:: Your tasks ::
a) In the first-time home buyer passage, reproduce the part that begins at the words "Moving forward, that" and stops after "debt data first.", with "student loan debt" replaced by "education debt" wherever it occurs.
b) Condense the paragraph of the first-time home buyer passage that begins "During 2013, I was approached by a colleague" into two sentences, keeping its main facts.

During 2013, I was approached by a colleague and this is how I came to look at this. My colleague met with a lot of real estate business contacts and he was hearing that first-time home buyers are the reason that we're seeing this slow recovery. He asked me to take it to the data and look at what's going on. He said that "I've been told that the share has hovered around 40 percent and now it's around 30 percent. What's going on here? What does the data say?"
Taking these two series that I've just described, I realized that we were taking the trend from one series and then making judgments about what's happening with another series. That might not be the best way to look at the first-time home buyer market share. So I added in these four other series. A colleague of mine, Ellie Terry, and I built the AHS 12-month moving average monthly series. It's the gray line that dates back to the 1980s. We wanted to get a feel for the longer term first-time home buyer market share. Again, it tells us something different. It's been hovering around 50 percent but what we find is that series has been kind of flat. So we tested each of these series to see if it's trending upward or downward over time. Once you account for the first time home-buyer tax credit period, which goosed demand and pulled forward some of the first-time home buyers, we found that the trend line wasn't statistically different from zero. Put differently, it's been flat over time. I thought that was pretty interesting, given this focus about this decline from a historical share of 40 percent down to a current share of 30 percent. So the takeaway here is, generally, if you look across the longer term, the first-time home buyer market share has been flat but there are several different measures. There's not a "normal" share, so to say.
Moving forward, that takes us into 2014, when the conversation shifted like I said towards one of student loan debt and how maybe student loan debt is impeding people from buying homes. Let's take a look at student loan debt data first.

:: Extracted records ::
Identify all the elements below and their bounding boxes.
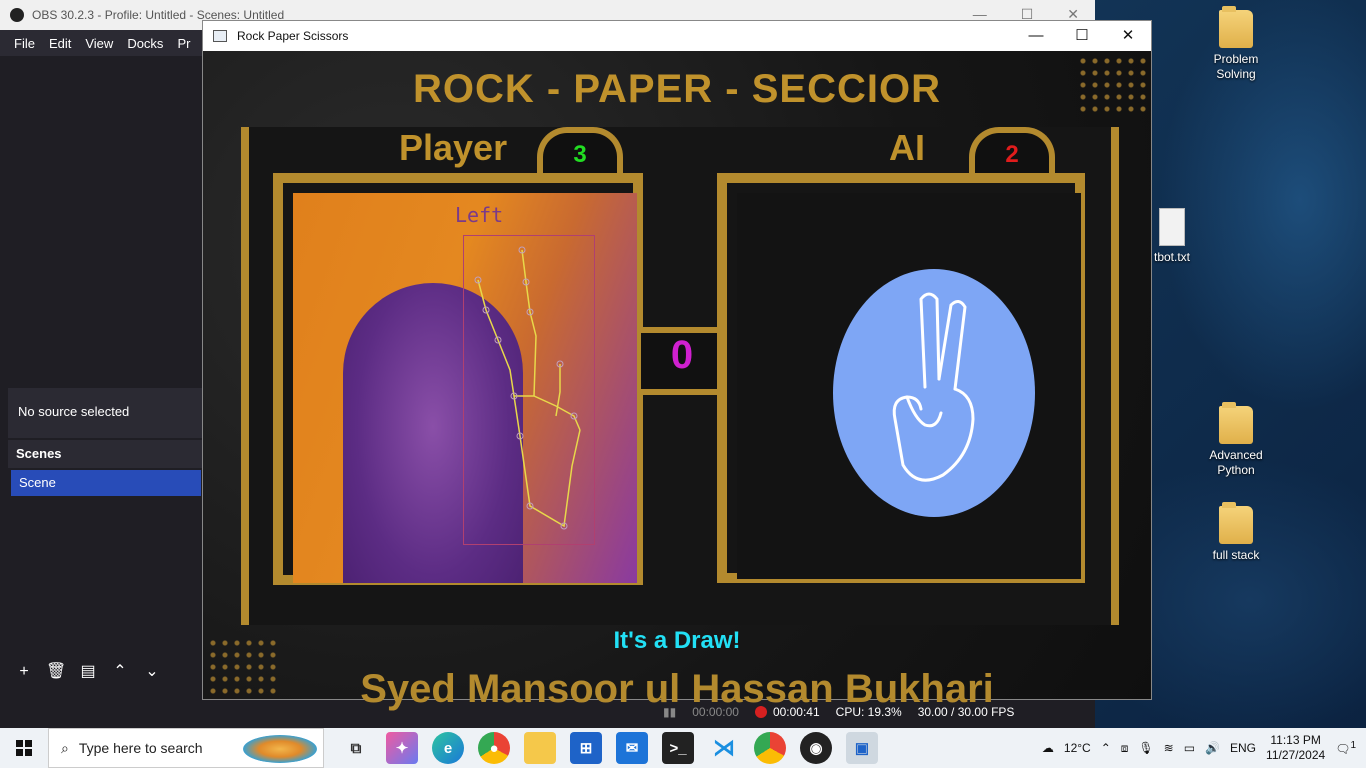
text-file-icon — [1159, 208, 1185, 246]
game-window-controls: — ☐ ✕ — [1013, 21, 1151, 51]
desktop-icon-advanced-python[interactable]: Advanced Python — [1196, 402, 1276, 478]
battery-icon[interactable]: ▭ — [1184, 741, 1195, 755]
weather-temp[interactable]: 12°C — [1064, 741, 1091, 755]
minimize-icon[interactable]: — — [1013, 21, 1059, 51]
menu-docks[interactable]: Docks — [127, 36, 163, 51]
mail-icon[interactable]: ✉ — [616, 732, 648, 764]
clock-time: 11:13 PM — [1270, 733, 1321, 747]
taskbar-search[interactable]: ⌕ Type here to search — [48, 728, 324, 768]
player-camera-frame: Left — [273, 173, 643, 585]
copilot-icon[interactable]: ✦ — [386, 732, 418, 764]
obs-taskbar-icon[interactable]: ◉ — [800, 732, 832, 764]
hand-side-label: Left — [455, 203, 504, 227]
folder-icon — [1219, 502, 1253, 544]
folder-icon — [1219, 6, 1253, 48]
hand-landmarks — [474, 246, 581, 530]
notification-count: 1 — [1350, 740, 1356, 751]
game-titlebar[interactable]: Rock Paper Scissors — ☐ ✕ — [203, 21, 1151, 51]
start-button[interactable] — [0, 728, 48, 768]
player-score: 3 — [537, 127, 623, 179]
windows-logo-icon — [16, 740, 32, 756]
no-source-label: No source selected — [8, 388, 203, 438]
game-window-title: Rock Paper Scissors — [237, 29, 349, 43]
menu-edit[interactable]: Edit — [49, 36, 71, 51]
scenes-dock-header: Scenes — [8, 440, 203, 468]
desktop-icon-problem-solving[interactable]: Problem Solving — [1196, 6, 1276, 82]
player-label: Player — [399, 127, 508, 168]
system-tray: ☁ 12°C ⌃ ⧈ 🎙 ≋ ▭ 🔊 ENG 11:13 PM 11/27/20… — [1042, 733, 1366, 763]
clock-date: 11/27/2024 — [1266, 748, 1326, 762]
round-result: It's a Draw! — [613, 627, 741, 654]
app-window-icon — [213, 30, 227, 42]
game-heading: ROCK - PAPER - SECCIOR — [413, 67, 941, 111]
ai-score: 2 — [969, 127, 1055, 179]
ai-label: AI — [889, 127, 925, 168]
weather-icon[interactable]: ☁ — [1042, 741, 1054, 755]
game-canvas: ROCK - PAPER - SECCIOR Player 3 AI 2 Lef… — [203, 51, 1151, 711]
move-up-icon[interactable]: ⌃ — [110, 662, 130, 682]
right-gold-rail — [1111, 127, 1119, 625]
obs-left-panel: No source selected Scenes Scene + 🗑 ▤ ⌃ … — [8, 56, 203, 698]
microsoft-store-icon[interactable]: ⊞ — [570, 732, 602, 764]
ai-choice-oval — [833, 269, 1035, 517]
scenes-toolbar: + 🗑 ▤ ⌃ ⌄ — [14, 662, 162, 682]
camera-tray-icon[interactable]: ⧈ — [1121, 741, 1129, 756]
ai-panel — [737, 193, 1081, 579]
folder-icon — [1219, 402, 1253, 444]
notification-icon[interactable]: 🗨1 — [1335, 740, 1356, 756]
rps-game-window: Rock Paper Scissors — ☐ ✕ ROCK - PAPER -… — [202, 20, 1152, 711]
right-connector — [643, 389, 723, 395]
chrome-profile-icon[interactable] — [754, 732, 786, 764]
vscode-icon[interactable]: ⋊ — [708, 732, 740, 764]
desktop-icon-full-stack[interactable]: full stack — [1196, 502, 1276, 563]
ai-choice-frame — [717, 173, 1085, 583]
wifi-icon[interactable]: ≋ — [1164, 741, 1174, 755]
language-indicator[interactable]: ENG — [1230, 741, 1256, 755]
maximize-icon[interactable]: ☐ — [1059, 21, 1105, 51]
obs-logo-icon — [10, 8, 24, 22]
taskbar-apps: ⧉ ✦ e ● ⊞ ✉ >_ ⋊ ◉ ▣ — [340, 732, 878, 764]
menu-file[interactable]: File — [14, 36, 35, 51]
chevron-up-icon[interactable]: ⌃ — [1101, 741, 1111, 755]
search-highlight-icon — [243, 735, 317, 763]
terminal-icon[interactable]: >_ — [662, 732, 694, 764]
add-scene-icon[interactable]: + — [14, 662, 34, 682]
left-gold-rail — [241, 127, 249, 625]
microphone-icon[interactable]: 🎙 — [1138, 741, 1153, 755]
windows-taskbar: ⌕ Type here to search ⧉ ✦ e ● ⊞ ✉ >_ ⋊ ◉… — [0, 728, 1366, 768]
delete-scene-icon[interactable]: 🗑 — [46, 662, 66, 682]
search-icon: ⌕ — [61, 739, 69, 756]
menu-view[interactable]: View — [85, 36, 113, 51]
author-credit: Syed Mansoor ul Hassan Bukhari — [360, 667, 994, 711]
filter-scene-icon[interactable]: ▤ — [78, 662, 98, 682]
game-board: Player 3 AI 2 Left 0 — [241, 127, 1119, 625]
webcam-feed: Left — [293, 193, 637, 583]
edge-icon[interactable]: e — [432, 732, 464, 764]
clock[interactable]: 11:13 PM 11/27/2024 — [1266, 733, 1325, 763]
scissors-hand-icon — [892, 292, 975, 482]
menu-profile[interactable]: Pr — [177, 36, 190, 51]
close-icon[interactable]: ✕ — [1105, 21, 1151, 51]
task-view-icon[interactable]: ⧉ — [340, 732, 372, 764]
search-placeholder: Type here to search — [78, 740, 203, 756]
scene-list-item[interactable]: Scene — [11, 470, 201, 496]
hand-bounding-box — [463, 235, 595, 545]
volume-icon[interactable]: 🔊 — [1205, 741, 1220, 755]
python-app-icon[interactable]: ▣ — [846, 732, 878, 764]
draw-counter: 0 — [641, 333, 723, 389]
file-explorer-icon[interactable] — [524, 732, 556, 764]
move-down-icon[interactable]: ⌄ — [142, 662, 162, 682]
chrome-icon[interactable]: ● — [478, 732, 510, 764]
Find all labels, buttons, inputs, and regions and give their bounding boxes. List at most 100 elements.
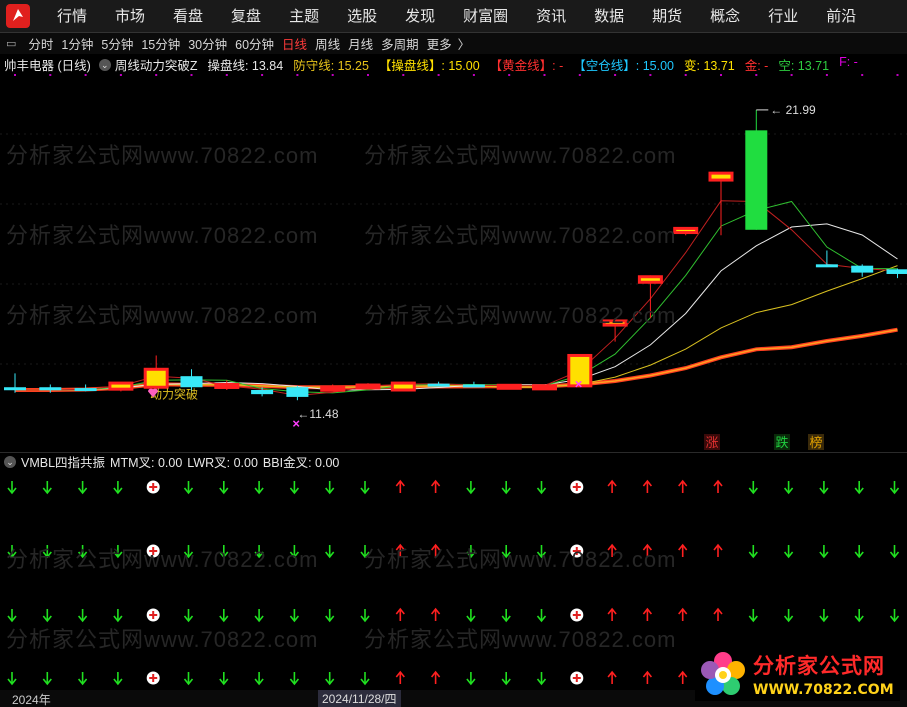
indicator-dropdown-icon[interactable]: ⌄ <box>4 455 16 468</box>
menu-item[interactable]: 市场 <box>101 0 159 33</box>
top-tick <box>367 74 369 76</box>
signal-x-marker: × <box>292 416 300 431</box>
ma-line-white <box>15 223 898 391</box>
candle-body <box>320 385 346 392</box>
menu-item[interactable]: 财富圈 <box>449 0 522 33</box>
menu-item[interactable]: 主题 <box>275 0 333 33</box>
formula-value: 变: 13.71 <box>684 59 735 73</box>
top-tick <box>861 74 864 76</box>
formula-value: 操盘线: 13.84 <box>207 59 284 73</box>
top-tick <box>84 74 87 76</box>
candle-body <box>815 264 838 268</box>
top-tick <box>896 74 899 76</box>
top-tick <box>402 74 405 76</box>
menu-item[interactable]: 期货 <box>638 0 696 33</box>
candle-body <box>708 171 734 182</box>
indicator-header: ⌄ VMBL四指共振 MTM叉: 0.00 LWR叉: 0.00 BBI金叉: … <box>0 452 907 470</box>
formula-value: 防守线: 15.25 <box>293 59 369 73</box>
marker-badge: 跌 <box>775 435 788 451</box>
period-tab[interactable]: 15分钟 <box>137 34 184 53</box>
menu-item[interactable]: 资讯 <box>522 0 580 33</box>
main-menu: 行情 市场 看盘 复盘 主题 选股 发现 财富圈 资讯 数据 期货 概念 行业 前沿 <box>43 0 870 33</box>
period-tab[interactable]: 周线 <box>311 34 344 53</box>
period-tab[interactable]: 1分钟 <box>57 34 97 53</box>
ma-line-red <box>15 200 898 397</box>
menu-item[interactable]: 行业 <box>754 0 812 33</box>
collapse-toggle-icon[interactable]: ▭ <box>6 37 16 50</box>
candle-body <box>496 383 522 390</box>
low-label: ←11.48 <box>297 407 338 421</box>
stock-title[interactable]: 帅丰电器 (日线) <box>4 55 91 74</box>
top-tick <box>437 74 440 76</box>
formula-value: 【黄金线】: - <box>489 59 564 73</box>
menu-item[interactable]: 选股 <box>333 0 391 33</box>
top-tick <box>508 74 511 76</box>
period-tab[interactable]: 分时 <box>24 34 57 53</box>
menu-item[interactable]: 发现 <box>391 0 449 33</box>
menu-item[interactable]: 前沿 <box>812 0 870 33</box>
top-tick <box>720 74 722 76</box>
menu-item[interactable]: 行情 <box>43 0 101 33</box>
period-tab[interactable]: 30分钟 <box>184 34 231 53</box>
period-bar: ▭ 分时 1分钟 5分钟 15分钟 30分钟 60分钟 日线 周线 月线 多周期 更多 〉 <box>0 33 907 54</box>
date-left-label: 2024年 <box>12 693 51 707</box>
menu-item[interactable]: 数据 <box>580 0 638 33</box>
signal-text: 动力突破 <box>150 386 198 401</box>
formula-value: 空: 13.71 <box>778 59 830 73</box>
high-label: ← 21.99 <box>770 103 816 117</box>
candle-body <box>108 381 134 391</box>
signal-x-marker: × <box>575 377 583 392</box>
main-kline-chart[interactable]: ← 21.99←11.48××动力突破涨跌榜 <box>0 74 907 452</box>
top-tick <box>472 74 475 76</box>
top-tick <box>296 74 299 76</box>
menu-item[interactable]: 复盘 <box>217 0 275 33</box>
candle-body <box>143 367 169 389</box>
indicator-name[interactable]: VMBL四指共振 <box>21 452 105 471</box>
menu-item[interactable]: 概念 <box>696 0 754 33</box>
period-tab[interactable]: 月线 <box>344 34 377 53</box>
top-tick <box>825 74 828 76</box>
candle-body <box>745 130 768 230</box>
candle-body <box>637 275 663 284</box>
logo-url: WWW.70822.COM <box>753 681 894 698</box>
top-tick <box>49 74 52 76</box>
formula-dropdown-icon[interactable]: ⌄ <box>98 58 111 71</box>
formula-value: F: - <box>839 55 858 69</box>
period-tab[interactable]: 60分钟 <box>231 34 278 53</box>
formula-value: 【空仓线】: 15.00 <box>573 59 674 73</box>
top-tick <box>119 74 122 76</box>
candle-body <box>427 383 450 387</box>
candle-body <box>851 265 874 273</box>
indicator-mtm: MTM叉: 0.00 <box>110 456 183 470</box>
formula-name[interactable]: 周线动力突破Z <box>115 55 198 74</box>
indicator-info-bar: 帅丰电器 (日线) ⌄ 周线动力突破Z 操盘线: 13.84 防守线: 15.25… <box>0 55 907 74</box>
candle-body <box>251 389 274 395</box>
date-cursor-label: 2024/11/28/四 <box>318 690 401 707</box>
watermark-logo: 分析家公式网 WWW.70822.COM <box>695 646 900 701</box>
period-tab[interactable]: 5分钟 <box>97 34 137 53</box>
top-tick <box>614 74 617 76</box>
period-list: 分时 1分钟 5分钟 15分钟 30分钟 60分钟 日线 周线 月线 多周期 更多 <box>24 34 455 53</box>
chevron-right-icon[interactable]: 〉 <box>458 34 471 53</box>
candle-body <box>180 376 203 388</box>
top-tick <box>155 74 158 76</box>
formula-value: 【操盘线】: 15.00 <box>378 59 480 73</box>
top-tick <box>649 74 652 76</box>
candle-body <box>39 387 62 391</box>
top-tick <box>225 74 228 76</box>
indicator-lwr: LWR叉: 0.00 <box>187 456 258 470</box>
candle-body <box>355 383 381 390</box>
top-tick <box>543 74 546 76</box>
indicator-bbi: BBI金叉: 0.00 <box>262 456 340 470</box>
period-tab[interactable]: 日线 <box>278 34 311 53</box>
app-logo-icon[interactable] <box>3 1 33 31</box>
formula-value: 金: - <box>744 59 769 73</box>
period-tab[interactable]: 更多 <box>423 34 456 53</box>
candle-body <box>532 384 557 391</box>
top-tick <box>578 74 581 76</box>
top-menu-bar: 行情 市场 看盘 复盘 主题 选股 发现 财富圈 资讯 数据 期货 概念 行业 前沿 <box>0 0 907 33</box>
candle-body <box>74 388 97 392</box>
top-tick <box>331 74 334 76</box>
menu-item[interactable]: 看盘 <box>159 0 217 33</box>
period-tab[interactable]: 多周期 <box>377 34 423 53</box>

:: Complete answers ::
a)
Moving forward, that takes us into 2014, when the conversation shifted like I said towards one of education debt and how maybe education debt is impeding people from buying homes. Let's take a look at education debt data first.

b) In 2013, a colleague who met with many real estate business contacts kept hearing that first-time home buyers were the reason for the slow recovery, and he asked me to check the data. He had been told that their share had hovered around 40 percent and was now around 30 percent, and he wanted to know what the data said.